> _Data supplied_:
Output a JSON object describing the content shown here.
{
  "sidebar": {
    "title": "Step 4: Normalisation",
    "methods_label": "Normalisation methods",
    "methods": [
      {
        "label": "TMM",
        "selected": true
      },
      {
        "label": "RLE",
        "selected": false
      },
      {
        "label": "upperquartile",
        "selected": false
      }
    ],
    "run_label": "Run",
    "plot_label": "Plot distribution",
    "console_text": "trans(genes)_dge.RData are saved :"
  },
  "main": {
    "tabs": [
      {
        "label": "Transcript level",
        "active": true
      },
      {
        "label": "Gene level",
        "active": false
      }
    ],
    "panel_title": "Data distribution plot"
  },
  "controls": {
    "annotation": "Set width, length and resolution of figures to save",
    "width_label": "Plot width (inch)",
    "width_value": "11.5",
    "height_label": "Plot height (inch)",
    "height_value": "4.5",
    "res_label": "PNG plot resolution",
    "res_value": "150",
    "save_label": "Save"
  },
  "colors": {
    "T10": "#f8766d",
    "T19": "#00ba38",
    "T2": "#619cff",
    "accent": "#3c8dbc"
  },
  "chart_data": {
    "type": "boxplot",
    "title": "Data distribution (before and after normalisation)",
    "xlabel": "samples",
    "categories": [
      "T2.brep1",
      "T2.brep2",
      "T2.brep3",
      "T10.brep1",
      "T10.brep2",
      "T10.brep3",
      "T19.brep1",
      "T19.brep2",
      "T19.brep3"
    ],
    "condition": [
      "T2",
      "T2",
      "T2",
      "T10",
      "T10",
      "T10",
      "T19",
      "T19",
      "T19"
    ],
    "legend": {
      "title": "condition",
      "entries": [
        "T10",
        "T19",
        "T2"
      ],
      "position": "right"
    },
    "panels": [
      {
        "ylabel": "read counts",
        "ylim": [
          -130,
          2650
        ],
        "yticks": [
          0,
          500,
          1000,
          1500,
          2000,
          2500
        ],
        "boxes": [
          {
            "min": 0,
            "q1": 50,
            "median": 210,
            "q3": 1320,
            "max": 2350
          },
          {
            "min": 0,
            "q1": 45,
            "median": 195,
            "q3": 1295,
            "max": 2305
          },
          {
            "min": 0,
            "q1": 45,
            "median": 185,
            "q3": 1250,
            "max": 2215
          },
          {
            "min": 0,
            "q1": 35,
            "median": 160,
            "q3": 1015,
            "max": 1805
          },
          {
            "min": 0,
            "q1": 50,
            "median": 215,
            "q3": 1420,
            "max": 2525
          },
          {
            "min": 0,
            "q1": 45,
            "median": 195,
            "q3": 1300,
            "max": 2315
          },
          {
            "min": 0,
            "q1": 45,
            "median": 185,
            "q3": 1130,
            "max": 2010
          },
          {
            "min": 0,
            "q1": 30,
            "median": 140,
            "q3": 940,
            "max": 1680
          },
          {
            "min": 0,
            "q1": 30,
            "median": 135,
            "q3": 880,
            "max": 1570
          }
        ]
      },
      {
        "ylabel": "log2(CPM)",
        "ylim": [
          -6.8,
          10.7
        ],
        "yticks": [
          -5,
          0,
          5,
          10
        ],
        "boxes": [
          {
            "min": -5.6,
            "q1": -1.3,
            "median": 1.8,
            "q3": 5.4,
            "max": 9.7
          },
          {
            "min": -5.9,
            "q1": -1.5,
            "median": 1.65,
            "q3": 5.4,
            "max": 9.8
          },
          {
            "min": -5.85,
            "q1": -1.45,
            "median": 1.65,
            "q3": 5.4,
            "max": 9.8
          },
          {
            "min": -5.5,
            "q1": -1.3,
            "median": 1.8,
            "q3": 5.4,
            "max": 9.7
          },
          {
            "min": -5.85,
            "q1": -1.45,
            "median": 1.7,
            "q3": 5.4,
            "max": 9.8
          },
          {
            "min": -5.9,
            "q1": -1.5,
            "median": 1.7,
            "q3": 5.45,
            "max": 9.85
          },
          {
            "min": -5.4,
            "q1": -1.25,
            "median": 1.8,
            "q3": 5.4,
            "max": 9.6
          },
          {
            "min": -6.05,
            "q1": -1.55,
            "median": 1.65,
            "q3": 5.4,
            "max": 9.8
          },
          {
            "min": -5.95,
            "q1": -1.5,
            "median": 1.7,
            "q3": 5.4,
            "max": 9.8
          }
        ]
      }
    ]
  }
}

> _Problem statement_:
Return all the data above once more, precisely as given.

> _Solution to this task_:
Output a JSON object describing the content shown here.
{
  "sidebar": {
    "title": "Step 4: Normalisation",
    "methods_label": "Normalisation methods",
    "methods": [
      {
        "label": "TMM",
        "selected": true
      },
      {
        "label": "RLE",
        "selected": false
      },
      {
        "label": "upperquartile",
        "selected": false
      }
    ],
    "run_label": "Run",
    "plot_label": "Plot distribution",
    "console_text": "trans(genes)_dge.RData are saved :"
  },
  "main": {
    "tabs": [
      {
        "label": "Transcript level",
        "active": true
      },
      {
        "label": "Gene level",
        "active": false
      }
    ],
    "panel_title": "Data distribution plot"
  },
  "controls": {
    "annotation": "Set width, length and resolution of figures to save",
    "width_label": "Plot width (inch)",
    "width_value": "11.5",
    "height_label": "Plot height (inch)",
    "height_value": "4.5",
    "res_label": "PNG plot resolution",
    "res_value": "150",
    "save_label": "Save"
  },
  "colors": {
    "T10": "#f8766d",
    "T19": "#00ba38",
    "T2": "#619cff",
    "accent": "#3c8dbc"
  },
  "chart_data": {
    "type": "boxplot",
    "title": "Data distribution (before and after normalisation)",
    "xlabel": "samples",
    "categories": [
      "T2.brep1",
      "T2.brep2",
      "T2.brep3",
      "T10.brep1",
      "T10.brep2",
      "T10.brep3",
      "T19.brep1",
      "T19.brep2",
      "T19.brep3"
    ],
    "condition": [
      "T2",
      "T2",
      "T2",
      "T10",
      "T10",
      "T10",
      "T19",
      "T19",
      "T19"
    ],
    "legend": {
      "title": "condition",
      "entries": [
        "T10",
        "T19",
        "T2"
      ],
      "position": "right"
    },
    "panels": [
      {
        "ylabel": "read counts",
        "ylim": [
          -130,
          2650
        ],
        "yticks": [
          0,
          500,
          1000,
          1500,
          2000,
          2500
        ],
        "boxes": [
          {
            "min": 0,
            "q1": 50,
            "median": 210,
            "q3": 1320,
            "max": 2350
          },
          {
            "min": 0,
            "q1": 45,
            "median": 195,
            "q3": 1295,
            "max": 2305
          },
          {
            "min": 0,
            "q1": 45,
            "median": 185,
            "q3": 1250,
            "max": 2215
          },
          {
            "min": 0,
            "q1": 35,
            "median": 160,
            "q3": 1015,
            "max": 1805
          },
          {
            "min": 0,
            "q1": 50,
            "median": 215,
            "q3": 1420,
            "max": 2525
          },
          {
            "min": 0,
            "q1": 45,
            "median": 195,
            "q3": 1300,
            "max": 2315
          },
          {
            "min": 0,
            "q1": 45,
            "median": 185,
            "q3": 1130,
            "max": 2010
          },
          {
            "min": 0,
            "q1": 30,
            "median": 140,
            "q3": 940,
            "max": 1680
          },
          {
            "min": 0,
            "q1": 30,
            "median": 135,
            "q3": 880,
            "max": 1570
          }
        ]
      },
      {
        "ylabel": "log2(CPM)",
        "ylim": [
          -6.8,
          10.7
        ],
        "yticks": [
          -5,
          0,
          5,
          10
        ],
        "boxes": [
          {
            "min": -5.6,
            "q1": -1.3,
            "median": 1.8,
            "q3": 5.4,
            "max": 9.7
          },
          {
            "min": -5.9,
            "q1": -1.5,
            "median": 1.65,
            "q3": 5.4,
            "max": 9.8
          },
          {
            "min": -5.85,
            "q1": -1.45,
            "median": 1.65,
            "q3": 5.4,
            "max": 9.8
          },
          {
            "min": -5.5,
            "q1": -1.3,
            "median": 1.8,
            "q3": 5.4,
            "max": 9.7
          },
          {
            "min": -5.85,
            "q1": -1.45,
            "median": 1.7,
            "q3": 5.4,
            "max": 9.8
          },
          {
            "min": -5.9,
            "q1": -1.5,
            "median": 1.7,
            "q3": 5.45,
            "max": 9.85
          },
          {
            "min": -5.4,
            "q1": -1.25,
            "median": 1.8,
            "q3": 5.4,
            "max": 9.6
          },
          {
            "min": -6.05,
            "q1": -1.55,
            "median": 1.65,
            "q3": 5.4,
            "max": 9.8
          },
          {
            "min": -5.95,
            "q1": -1.5,
            "median": 1.7,
            "q3": 5.4,
            "max": 9.8
          }
        ]
      }
    ]
  }
}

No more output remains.